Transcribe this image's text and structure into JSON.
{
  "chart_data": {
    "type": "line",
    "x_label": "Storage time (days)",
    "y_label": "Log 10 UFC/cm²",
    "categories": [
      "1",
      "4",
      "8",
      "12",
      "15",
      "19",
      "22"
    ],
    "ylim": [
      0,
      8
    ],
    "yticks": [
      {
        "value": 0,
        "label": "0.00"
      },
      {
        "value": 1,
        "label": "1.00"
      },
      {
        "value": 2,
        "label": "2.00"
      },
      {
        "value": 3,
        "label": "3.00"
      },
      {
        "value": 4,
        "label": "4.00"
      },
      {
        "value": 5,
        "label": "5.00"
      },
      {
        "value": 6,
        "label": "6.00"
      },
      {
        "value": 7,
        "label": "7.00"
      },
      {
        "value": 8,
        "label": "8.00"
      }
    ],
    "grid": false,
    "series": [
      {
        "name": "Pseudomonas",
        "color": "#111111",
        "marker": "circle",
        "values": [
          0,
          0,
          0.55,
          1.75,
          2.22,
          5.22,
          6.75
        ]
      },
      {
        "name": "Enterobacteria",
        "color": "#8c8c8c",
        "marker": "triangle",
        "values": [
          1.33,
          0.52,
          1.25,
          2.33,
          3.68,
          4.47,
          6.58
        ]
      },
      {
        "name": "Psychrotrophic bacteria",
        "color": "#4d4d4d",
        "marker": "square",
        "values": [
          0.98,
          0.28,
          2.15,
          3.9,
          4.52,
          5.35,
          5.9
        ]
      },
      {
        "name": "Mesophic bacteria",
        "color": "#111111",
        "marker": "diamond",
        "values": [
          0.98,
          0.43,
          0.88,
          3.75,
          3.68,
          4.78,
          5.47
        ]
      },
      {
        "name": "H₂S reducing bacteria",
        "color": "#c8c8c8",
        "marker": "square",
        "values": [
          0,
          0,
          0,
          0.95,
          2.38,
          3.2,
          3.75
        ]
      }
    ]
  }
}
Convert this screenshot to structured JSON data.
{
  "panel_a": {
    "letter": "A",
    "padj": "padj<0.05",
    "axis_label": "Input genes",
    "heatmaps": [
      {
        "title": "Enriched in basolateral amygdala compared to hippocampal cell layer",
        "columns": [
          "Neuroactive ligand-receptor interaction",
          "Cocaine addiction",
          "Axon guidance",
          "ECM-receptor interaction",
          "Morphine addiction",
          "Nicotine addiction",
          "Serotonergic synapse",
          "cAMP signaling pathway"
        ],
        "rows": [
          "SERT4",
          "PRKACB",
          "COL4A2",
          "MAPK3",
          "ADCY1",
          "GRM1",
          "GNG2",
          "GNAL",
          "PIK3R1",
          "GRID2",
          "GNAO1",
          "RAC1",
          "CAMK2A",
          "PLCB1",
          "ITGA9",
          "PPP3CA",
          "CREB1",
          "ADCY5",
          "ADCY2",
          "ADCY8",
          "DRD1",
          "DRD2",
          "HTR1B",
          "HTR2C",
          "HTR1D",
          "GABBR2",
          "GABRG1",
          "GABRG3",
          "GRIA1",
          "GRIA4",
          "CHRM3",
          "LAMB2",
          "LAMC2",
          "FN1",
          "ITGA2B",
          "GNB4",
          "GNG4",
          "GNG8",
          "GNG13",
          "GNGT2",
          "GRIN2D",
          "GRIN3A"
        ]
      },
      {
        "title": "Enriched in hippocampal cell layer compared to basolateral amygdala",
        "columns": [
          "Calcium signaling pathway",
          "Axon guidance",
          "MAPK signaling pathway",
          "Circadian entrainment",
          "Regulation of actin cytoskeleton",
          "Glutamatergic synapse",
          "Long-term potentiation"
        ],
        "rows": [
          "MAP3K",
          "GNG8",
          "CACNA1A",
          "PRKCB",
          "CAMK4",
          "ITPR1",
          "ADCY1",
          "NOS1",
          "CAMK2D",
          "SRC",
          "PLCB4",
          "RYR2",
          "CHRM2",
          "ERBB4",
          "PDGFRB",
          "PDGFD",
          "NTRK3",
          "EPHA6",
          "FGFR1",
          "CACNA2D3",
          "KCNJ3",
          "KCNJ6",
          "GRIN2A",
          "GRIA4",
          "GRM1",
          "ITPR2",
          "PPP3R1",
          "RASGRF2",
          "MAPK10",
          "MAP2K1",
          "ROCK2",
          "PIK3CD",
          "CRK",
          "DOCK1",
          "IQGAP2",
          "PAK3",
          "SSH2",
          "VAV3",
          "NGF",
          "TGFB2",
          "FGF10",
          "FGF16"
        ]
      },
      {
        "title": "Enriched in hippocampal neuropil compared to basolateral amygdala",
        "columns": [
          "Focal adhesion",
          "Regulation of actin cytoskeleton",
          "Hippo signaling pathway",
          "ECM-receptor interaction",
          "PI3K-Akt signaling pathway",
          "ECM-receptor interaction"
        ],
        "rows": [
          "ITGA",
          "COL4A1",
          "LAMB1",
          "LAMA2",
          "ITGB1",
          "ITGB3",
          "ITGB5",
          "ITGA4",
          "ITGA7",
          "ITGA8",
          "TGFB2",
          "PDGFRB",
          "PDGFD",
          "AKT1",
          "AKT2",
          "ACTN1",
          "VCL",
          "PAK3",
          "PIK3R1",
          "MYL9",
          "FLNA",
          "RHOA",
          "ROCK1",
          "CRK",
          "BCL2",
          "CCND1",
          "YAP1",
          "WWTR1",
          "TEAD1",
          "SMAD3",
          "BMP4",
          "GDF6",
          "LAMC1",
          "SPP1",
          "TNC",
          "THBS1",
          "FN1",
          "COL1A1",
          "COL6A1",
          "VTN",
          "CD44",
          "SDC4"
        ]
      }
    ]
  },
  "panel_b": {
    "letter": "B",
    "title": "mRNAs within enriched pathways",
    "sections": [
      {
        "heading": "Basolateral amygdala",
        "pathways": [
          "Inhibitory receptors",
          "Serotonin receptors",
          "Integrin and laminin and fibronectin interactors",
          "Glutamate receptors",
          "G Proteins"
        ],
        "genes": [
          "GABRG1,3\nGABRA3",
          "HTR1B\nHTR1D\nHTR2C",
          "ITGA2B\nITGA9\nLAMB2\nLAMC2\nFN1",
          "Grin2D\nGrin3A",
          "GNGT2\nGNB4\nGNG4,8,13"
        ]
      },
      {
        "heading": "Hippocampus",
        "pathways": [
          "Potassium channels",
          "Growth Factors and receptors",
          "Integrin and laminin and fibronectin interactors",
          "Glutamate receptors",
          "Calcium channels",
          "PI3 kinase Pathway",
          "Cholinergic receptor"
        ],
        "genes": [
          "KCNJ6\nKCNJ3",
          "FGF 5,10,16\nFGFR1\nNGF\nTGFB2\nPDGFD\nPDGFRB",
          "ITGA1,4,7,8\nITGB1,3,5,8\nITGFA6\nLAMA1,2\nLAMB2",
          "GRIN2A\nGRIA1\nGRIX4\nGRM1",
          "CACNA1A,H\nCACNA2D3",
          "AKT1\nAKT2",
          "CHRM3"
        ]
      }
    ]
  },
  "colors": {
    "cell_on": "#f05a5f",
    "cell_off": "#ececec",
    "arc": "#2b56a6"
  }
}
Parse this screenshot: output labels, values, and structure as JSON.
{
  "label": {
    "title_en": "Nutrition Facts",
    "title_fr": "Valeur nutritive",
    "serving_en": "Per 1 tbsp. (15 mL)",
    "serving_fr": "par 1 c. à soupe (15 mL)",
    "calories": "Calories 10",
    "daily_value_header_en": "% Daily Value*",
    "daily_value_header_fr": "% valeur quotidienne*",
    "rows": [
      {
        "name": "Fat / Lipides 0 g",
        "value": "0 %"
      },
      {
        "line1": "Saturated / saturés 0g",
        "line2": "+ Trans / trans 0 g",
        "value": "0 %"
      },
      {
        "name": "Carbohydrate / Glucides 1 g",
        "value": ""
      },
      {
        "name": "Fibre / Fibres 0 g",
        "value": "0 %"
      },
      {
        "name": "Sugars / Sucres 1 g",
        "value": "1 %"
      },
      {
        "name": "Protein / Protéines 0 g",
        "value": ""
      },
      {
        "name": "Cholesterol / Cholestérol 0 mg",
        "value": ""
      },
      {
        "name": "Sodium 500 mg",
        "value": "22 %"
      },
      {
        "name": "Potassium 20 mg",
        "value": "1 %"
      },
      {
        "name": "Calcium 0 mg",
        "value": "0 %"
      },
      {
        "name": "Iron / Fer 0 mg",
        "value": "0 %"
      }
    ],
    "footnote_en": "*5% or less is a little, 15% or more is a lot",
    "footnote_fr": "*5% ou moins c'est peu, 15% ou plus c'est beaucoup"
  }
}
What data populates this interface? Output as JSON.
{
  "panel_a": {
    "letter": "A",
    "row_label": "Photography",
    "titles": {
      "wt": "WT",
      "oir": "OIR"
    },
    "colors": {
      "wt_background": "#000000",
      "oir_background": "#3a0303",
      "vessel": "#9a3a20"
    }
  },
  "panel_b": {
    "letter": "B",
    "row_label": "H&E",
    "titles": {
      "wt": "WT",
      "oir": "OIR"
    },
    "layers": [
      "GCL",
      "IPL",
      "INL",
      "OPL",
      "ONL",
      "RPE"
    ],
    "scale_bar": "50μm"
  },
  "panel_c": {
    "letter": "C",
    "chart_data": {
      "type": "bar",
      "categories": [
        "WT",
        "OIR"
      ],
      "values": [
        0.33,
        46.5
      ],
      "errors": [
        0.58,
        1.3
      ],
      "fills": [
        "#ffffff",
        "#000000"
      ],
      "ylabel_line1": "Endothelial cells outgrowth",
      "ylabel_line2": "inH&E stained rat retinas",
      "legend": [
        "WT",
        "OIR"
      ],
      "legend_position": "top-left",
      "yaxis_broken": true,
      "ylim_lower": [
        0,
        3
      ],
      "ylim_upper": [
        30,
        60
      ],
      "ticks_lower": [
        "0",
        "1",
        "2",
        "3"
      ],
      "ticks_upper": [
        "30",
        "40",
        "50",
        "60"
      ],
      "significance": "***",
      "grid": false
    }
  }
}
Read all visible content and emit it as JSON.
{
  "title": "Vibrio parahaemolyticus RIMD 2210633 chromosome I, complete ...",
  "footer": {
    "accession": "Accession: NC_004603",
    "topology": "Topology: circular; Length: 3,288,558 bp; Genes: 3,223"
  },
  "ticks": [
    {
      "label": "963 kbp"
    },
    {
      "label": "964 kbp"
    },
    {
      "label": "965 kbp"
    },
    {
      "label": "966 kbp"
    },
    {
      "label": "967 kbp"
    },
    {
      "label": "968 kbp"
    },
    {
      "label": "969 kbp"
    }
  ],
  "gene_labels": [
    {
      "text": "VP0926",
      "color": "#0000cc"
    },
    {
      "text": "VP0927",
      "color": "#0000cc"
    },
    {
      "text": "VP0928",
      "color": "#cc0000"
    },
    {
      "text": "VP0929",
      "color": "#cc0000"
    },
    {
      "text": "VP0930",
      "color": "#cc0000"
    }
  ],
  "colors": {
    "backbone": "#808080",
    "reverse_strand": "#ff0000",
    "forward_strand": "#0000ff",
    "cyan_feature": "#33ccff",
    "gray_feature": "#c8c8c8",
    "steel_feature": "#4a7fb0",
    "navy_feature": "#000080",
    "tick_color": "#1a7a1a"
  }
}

§ Problem statement:
When a line among the entries above contains "Calcium", copy it.

§ Task output:
          "Calcium signaling pathway",
          "Calcium channels",
        "name": "Calcium 0 mg",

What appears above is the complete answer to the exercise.